RECORD EXCERPTS.

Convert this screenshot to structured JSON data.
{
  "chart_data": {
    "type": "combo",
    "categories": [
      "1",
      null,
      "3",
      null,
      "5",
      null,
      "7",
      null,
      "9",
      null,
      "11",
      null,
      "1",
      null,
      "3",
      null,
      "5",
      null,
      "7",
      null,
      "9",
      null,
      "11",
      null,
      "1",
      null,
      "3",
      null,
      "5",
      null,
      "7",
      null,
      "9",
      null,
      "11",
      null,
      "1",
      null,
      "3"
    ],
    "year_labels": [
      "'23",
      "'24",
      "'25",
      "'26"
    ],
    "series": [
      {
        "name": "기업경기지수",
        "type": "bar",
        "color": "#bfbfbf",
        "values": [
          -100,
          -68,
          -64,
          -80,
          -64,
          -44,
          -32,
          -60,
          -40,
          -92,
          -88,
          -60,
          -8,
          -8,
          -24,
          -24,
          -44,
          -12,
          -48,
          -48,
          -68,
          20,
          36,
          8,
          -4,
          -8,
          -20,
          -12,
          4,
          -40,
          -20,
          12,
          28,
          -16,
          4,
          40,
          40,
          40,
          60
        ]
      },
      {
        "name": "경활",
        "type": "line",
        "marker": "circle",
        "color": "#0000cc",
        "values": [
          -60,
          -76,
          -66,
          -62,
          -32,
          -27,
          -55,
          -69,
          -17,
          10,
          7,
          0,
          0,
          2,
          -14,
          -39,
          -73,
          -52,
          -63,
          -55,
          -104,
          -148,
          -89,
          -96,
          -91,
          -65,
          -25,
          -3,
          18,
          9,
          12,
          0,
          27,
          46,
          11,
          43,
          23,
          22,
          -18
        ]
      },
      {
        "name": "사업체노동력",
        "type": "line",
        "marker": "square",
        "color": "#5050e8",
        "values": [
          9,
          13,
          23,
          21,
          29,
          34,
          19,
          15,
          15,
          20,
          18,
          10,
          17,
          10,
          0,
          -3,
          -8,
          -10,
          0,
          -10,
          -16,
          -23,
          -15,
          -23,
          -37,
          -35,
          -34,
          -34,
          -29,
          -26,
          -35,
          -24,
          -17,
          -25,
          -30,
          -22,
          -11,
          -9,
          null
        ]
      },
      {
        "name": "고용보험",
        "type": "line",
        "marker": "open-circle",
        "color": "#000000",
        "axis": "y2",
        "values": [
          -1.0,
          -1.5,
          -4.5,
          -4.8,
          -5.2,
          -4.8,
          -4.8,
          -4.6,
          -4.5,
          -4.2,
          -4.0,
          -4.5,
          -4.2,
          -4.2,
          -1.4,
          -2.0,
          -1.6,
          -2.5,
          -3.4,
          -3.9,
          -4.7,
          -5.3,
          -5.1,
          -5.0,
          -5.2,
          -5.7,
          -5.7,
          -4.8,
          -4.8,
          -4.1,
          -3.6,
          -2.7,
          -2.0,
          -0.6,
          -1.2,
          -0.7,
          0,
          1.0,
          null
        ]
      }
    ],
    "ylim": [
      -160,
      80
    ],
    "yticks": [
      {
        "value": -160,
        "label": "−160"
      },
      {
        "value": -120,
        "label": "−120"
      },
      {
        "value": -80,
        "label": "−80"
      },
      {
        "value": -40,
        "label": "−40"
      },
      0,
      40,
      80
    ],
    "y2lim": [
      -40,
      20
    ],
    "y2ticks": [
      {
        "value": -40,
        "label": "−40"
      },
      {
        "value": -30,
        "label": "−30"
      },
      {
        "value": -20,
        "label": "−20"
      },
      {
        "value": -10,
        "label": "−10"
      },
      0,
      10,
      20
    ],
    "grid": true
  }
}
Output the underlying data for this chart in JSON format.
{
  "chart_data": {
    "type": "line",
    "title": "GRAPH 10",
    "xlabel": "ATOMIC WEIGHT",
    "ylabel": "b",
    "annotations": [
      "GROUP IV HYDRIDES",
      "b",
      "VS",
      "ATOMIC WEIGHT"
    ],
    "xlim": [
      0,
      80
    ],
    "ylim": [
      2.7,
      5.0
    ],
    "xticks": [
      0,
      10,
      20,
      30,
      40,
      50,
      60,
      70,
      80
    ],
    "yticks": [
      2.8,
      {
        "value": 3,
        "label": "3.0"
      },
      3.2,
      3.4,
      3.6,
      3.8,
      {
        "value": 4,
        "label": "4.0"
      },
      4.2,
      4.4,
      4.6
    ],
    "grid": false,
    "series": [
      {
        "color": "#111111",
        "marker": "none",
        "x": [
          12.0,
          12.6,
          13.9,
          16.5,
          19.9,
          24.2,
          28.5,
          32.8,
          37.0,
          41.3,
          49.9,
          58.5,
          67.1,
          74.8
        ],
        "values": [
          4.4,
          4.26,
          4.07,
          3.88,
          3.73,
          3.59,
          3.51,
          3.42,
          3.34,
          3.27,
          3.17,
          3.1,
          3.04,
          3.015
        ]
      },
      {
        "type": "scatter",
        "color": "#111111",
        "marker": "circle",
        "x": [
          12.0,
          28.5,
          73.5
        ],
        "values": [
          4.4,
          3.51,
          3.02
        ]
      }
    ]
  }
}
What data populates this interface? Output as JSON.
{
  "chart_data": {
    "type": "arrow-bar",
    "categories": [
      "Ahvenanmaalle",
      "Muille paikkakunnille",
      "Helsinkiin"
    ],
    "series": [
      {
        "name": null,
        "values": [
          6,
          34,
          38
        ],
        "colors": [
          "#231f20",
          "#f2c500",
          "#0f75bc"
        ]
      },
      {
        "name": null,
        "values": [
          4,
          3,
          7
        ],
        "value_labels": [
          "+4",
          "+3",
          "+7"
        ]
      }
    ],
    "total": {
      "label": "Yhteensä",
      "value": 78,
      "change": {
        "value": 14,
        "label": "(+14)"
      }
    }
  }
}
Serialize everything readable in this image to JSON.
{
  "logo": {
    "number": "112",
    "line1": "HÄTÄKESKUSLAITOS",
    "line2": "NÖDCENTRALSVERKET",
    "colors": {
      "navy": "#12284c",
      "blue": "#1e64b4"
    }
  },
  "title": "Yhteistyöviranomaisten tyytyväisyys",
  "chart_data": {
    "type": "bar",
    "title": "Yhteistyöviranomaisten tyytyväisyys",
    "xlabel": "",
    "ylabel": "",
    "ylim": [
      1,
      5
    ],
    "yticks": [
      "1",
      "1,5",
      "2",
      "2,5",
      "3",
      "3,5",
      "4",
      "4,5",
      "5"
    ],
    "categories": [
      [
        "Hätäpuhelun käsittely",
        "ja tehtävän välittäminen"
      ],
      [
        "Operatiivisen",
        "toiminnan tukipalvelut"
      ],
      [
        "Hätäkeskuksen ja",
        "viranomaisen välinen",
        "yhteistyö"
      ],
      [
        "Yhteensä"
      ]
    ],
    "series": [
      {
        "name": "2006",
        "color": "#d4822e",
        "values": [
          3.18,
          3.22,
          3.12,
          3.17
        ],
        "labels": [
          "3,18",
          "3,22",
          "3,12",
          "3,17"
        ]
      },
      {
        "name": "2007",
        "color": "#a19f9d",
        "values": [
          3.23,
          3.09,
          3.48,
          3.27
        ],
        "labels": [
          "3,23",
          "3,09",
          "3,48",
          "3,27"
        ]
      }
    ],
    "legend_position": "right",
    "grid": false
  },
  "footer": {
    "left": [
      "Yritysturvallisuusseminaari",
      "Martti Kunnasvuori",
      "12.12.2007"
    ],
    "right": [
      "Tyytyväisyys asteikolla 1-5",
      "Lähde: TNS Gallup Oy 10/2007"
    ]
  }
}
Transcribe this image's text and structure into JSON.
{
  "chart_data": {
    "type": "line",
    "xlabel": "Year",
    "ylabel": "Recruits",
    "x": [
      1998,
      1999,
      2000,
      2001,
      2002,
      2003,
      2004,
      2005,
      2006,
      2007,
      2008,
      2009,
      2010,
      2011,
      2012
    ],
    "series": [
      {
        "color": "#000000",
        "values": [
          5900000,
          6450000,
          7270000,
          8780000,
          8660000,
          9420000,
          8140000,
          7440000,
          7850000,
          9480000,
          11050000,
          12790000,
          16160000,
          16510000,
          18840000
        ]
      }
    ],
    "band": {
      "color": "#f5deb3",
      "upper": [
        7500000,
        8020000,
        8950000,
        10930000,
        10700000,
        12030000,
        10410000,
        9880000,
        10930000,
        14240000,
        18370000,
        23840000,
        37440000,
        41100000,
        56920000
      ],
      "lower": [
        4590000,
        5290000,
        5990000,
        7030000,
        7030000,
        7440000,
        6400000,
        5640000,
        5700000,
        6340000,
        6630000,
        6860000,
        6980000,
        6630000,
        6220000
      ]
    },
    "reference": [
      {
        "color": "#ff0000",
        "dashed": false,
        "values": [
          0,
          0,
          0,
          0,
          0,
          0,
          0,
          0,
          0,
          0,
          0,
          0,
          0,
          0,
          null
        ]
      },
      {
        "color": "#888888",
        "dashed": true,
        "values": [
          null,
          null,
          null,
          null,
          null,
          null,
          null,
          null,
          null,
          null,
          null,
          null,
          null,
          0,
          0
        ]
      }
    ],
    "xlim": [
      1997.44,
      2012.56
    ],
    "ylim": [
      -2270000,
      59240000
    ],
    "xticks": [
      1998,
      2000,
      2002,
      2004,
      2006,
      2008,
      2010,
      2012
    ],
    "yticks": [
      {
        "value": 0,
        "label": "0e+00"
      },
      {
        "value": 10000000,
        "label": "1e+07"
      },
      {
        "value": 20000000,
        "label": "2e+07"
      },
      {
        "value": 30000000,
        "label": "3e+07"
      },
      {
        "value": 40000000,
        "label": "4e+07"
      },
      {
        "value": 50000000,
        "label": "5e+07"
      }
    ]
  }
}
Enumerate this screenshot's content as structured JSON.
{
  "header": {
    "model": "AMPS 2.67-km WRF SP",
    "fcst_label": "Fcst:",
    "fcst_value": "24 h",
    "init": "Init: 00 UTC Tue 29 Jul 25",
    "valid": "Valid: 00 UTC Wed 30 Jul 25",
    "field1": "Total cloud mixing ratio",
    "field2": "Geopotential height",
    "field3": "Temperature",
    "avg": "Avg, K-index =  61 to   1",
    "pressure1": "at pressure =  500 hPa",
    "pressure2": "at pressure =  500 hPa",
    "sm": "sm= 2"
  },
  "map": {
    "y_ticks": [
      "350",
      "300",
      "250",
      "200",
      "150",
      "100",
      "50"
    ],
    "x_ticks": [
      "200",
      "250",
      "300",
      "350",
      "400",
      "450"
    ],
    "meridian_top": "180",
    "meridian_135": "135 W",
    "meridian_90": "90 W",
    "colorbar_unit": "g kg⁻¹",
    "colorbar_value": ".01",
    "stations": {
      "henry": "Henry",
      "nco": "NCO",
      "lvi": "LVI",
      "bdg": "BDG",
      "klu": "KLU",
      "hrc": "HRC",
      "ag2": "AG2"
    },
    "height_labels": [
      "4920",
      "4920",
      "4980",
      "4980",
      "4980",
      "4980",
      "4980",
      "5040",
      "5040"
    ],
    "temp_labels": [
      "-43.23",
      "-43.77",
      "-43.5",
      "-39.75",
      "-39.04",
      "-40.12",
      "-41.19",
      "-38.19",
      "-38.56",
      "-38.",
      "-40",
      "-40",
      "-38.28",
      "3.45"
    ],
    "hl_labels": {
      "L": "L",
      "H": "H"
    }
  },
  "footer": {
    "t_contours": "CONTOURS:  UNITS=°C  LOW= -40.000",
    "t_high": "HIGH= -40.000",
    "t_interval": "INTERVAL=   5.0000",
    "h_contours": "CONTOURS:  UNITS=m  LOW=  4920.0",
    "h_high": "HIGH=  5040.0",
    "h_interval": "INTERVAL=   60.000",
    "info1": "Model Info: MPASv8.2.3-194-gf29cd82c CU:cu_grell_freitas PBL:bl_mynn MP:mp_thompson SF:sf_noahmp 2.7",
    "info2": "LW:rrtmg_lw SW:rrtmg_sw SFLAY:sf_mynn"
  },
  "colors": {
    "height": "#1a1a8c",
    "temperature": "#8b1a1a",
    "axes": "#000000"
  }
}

WORK INSTRUCTIONS. State how many lines of the listing above hold the word "pressure", with nothing but the number.

ANSWER TO THE TASK. 2